**Provided records**
⟨
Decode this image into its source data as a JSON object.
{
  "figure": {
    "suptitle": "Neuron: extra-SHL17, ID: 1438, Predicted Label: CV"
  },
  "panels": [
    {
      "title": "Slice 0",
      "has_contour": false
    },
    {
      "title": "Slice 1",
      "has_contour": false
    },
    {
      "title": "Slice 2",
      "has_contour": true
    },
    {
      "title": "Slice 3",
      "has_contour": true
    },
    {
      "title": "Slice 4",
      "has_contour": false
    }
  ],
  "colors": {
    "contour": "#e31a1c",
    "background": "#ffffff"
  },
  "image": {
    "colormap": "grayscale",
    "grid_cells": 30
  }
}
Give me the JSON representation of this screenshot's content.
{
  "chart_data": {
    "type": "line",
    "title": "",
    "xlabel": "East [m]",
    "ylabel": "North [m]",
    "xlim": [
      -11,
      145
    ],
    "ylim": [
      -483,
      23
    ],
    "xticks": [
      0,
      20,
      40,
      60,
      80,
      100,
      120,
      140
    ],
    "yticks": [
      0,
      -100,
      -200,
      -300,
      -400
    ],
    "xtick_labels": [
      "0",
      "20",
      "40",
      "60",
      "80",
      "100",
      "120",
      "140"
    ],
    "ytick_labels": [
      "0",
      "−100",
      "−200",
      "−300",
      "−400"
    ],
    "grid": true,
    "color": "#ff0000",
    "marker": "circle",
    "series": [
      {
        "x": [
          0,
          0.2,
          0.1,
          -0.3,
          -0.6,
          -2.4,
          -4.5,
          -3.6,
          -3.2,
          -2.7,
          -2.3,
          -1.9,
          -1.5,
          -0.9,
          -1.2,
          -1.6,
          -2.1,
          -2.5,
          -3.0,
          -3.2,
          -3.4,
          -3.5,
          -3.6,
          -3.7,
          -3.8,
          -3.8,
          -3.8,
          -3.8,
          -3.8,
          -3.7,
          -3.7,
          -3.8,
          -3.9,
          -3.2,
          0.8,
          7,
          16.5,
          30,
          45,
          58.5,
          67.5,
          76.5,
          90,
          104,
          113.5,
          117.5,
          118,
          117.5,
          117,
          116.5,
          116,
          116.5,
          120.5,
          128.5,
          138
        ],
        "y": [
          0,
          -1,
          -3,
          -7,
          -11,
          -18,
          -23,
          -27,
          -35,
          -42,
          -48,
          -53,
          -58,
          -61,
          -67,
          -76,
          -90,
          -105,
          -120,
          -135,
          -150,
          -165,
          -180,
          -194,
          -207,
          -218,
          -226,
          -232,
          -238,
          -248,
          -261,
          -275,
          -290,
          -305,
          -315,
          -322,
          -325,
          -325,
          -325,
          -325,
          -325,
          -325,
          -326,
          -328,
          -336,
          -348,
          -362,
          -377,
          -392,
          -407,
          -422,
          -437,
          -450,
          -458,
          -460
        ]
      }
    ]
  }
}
⟩
**Set exercise**
Report back each line of the entries that holds the string "Slice".

**Reply**
      "title": "Slice 0",
      "title": "Slice 1",
      "title": "Slice 2",
      "title": "Slice 3",
      "title": "Slice 4",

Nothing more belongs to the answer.